* [Prompt] Gather all lines in the entries that include the word "date".

* [Dataset records]
_ _ _ _ _

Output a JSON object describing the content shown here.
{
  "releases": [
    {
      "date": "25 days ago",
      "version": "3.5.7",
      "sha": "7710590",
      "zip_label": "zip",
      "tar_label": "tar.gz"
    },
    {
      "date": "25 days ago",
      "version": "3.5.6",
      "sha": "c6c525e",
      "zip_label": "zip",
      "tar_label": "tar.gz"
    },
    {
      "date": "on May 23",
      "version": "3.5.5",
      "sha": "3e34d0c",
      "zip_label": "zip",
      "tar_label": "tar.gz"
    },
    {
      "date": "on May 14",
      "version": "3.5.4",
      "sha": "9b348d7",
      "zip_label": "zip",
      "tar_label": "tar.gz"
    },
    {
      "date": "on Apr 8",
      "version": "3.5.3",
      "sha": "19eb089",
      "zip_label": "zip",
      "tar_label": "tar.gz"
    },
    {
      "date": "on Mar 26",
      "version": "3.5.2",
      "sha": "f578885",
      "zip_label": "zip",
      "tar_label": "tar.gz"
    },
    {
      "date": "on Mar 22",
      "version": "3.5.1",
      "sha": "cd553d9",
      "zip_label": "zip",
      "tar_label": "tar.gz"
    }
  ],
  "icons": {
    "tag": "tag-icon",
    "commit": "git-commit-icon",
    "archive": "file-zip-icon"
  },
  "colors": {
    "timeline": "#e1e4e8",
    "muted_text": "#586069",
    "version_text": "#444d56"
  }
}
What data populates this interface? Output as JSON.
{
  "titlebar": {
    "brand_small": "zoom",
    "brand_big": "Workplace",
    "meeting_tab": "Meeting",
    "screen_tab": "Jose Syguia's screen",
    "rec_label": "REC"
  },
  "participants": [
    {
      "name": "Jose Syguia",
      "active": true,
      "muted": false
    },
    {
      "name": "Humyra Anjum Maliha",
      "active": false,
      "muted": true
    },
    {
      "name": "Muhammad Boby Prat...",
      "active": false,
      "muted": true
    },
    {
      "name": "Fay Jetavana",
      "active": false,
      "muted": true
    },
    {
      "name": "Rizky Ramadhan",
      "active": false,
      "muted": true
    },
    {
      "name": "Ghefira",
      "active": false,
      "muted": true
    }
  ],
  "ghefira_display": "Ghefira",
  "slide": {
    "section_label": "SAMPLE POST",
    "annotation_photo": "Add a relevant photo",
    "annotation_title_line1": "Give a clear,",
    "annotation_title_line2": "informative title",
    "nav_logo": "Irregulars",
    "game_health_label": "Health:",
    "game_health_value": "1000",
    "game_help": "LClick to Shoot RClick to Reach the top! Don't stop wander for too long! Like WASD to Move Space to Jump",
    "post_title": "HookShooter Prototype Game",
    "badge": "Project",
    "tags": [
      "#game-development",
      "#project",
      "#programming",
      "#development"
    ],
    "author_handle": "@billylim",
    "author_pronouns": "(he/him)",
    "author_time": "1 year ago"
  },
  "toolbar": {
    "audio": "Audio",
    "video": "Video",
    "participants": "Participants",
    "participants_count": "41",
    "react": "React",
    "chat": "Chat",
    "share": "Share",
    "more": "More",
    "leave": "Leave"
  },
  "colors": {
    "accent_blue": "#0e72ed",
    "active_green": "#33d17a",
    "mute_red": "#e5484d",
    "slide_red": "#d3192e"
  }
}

_ _ _ _ _

* [Complete answer]
      "date": "25 days ago",
      "date": "25 days ago",
      "date": "on May 23",
      "date": "on May 14",
      "date": "on Apr 8",
      "date": "on Mar 26",
      "date": "on Mar 22",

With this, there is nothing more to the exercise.